## PROBLEM TO SOLVE
From the listing below, pull each line that includes "Engle".

## LISTED RECORDS
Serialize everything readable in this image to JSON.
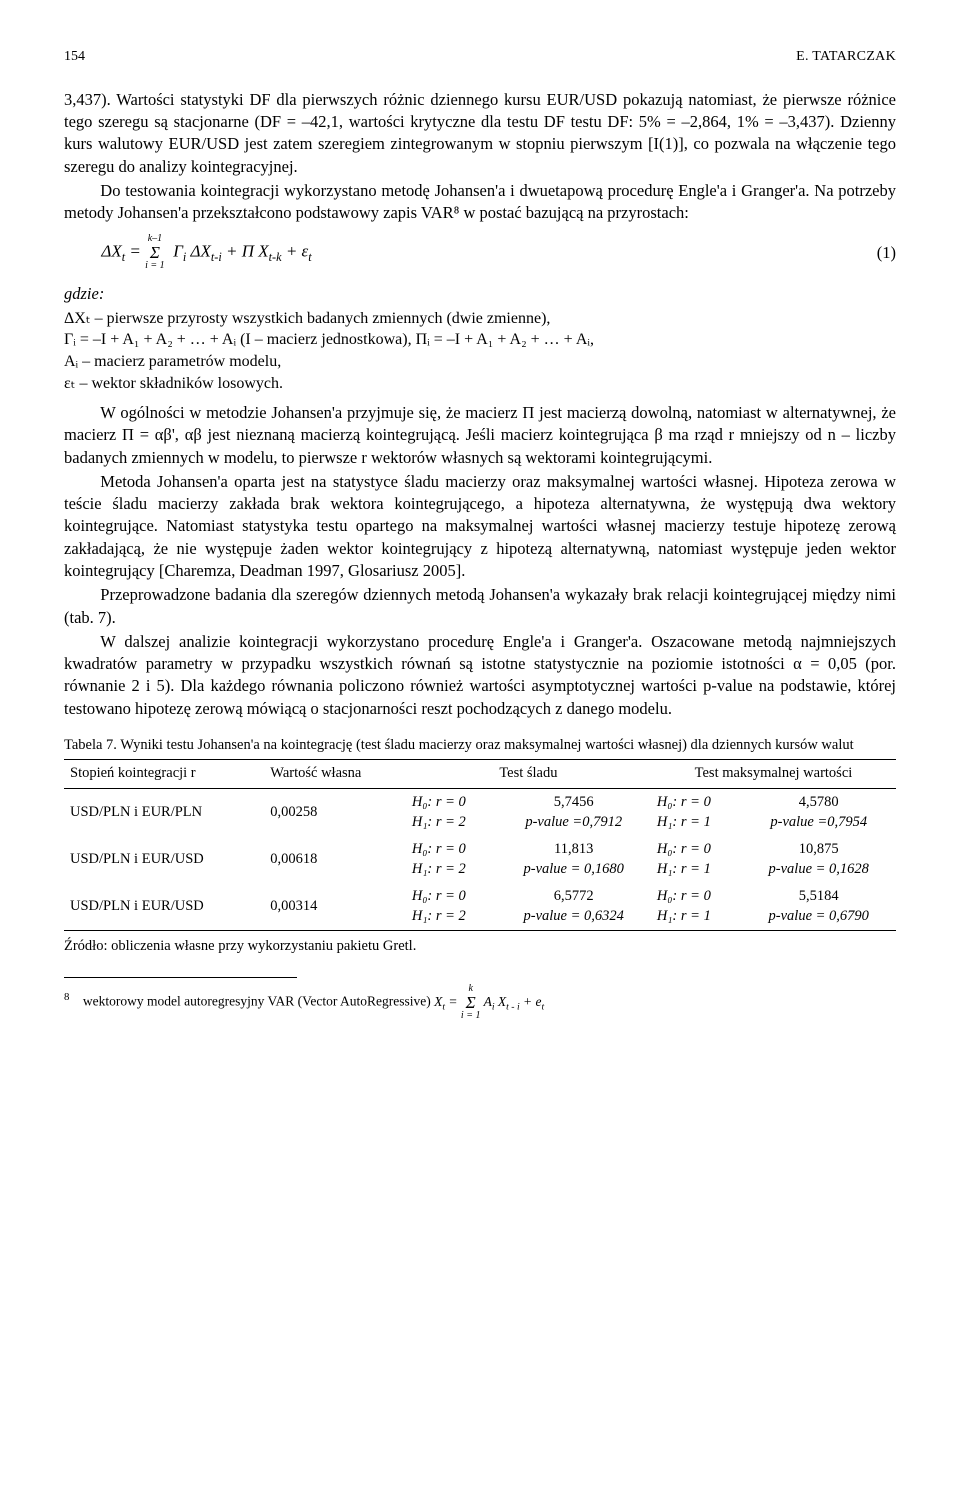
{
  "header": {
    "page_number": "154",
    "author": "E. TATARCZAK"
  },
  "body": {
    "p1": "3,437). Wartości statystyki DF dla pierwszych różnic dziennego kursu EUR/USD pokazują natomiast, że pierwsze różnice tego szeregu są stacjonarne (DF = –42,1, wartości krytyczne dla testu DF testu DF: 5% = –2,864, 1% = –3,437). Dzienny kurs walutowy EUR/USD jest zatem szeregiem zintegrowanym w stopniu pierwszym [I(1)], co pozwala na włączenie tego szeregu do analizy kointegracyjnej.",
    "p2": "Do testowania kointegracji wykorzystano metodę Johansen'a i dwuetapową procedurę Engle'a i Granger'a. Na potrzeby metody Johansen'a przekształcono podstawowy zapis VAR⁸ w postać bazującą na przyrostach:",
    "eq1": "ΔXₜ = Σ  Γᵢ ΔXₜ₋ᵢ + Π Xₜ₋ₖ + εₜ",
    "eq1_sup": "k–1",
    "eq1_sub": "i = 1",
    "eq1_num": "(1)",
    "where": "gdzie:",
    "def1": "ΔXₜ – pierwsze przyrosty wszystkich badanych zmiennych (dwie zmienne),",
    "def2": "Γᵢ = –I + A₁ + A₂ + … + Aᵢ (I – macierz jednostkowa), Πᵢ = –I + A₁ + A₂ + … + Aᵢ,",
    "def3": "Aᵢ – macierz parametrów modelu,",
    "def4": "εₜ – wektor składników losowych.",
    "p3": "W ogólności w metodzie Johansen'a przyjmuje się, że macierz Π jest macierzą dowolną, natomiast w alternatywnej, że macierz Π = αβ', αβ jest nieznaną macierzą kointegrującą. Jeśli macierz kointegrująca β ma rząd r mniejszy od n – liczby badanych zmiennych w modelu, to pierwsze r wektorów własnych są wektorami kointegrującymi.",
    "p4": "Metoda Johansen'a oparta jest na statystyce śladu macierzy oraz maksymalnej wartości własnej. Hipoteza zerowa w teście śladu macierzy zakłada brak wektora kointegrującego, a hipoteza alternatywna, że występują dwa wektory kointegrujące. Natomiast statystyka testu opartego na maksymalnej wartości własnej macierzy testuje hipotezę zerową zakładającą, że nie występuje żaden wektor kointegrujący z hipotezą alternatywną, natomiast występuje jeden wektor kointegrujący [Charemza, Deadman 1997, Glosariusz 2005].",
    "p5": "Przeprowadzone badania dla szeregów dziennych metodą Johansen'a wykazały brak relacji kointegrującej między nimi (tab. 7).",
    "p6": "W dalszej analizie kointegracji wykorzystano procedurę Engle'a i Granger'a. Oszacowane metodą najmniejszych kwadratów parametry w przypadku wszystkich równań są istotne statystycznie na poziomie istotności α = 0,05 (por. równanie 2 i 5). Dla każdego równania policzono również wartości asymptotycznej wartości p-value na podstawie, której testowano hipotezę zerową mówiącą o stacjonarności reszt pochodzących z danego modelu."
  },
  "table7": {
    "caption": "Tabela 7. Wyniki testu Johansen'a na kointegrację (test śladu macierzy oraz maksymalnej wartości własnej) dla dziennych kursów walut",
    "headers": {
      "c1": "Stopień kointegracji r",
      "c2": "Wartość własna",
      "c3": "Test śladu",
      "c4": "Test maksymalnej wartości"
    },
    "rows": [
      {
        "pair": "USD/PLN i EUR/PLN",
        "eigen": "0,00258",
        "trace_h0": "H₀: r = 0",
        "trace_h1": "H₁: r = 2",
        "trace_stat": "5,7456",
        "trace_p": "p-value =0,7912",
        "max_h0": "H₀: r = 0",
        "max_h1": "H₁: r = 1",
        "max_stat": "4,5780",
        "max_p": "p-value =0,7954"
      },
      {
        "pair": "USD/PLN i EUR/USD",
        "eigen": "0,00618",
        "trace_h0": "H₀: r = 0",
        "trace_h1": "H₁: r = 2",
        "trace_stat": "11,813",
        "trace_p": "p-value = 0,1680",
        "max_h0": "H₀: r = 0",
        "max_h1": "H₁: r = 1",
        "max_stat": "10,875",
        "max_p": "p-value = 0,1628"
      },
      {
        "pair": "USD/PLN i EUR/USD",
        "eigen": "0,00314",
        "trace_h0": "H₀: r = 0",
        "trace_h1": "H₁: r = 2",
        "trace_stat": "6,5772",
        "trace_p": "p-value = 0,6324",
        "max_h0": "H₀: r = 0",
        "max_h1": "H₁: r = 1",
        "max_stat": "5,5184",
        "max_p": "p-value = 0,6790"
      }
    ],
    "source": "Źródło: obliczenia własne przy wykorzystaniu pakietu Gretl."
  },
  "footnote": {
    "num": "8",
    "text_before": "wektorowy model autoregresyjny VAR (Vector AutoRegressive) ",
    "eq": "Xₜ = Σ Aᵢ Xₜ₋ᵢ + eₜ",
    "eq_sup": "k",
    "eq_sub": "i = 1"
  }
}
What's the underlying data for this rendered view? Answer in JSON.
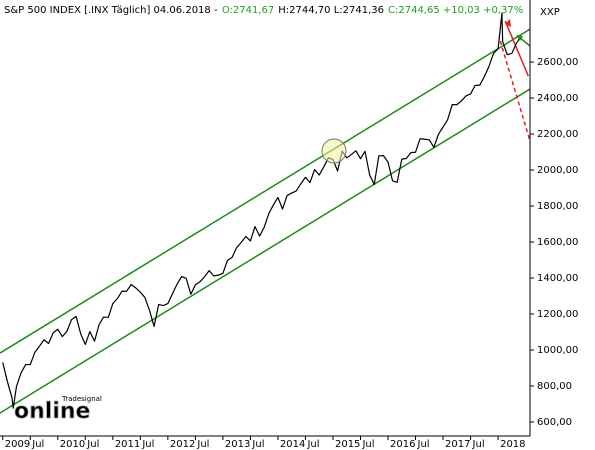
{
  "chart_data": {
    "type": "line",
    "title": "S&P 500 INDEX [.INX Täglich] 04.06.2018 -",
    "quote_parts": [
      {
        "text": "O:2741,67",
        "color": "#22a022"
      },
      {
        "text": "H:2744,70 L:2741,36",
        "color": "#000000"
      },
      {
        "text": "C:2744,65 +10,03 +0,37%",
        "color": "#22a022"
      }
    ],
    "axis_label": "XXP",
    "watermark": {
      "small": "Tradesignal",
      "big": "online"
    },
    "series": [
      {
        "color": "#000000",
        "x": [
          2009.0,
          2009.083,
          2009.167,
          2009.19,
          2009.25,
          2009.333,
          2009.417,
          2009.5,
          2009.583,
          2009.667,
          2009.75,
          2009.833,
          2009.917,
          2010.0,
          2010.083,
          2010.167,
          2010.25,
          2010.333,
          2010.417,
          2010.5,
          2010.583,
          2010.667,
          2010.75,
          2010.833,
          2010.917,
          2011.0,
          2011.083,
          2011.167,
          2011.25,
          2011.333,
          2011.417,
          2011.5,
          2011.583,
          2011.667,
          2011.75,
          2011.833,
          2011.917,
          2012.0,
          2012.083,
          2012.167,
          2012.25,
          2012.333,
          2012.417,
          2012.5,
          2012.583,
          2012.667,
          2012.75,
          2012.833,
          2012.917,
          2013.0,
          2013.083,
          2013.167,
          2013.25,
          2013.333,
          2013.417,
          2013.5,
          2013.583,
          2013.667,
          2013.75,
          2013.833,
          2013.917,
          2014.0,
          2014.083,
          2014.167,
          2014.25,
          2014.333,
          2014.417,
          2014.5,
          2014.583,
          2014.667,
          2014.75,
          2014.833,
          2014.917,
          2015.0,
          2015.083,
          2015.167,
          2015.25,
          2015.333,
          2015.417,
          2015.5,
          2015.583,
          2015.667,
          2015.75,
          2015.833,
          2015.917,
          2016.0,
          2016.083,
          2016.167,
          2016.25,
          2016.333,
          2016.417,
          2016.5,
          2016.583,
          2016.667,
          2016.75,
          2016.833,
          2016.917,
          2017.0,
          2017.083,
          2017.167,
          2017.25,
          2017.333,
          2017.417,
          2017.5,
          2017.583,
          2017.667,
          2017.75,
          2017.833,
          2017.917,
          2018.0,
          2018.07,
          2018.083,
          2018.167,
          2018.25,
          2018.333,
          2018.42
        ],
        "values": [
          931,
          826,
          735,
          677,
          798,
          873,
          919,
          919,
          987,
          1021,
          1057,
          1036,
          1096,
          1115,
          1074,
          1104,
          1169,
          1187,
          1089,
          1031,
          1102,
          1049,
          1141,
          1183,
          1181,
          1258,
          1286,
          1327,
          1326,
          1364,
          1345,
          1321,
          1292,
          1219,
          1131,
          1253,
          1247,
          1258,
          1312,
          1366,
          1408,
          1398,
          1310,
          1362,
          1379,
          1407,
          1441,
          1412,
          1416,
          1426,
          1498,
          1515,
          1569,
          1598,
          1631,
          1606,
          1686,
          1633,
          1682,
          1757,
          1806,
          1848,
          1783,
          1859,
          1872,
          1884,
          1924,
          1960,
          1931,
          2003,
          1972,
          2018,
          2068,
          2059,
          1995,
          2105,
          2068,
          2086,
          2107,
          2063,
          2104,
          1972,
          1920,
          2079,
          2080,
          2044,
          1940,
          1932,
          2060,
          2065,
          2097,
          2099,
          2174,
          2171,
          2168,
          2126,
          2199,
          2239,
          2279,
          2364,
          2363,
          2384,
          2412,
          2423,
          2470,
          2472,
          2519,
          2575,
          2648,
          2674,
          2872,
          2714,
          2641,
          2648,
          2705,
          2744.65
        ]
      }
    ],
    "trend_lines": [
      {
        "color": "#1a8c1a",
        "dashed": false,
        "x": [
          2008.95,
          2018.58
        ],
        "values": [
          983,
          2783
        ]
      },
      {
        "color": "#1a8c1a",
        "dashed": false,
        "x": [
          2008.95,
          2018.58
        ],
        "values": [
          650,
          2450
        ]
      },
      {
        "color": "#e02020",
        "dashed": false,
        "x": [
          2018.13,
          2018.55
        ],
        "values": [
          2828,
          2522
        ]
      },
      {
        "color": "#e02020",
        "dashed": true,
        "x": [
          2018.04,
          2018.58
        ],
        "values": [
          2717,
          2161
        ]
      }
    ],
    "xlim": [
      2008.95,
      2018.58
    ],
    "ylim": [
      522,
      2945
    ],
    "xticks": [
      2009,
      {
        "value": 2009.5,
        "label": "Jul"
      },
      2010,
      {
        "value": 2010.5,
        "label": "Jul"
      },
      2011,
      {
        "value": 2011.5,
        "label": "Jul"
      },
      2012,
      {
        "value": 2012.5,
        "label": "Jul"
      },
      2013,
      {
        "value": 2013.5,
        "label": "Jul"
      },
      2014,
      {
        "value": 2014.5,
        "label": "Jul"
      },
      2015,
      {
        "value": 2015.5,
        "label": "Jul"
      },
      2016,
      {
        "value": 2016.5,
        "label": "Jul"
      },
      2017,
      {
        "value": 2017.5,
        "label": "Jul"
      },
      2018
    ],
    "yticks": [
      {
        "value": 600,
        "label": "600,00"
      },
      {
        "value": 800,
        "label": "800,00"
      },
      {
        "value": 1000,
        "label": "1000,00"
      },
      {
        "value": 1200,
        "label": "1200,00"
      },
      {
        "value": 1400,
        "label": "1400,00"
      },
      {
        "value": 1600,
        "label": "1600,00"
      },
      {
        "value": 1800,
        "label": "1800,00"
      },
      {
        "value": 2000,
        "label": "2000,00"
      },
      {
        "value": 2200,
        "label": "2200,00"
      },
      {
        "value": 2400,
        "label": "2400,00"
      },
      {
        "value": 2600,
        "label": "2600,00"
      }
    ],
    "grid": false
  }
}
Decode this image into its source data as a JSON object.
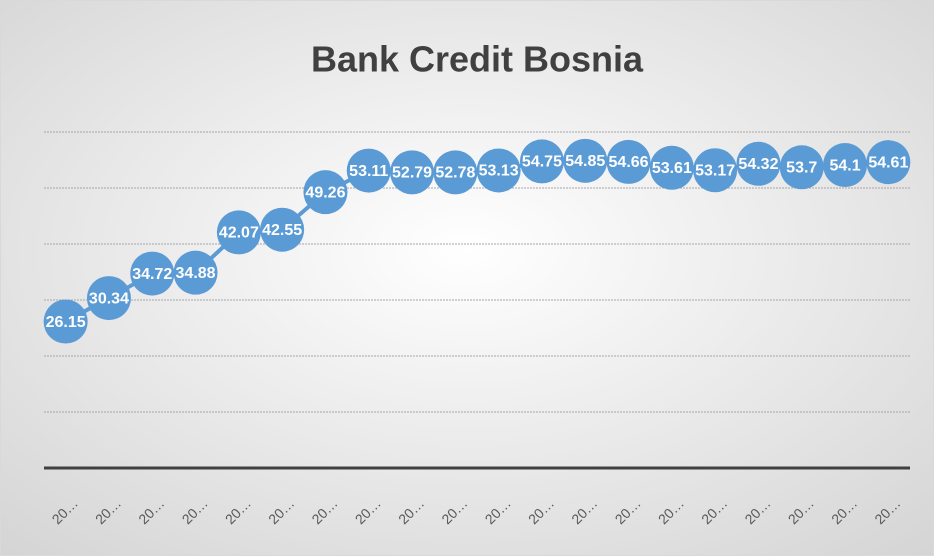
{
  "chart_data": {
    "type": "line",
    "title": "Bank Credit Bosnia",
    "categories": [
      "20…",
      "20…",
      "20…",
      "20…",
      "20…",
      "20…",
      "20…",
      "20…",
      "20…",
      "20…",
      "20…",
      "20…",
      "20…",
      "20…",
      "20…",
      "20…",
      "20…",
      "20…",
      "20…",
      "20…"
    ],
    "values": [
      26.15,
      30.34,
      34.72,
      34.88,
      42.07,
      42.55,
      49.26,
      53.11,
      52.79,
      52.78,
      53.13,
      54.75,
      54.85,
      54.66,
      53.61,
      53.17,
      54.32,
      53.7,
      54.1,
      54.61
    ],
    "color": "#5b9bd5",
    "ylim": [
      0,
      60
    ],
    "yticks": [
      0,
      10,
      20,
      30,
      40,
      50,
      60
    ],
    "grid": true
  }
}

## RESPONSE TO THE TASK
    "p2": "Do testowania kointegracji wykorzystano metodę Johansen'a i dwuetapową procedurę Engle'a i Granger'a. Na potrzeby metody Johansen'a przekształcono podstawowy zapis VAR⁸ w postać bazującą na przyrostach:",
    "p6": "W dalszej analizie kointegracji wykorzystano procedurę Engle'a i Granger'a. Oszacowane metodą najmniejszych kwadratów parametry w przypadku wszystkich równań są istotne statystycznie na poziomie istotności α = 0,05 (por. równanie 2 i 5). Dla każdego równania policzono również wartości asymptotycznej wartości p-value na podstawie, której testowano hipotezę zerową mówiącą o stacjonarności reszt pochodzących z danego modelu."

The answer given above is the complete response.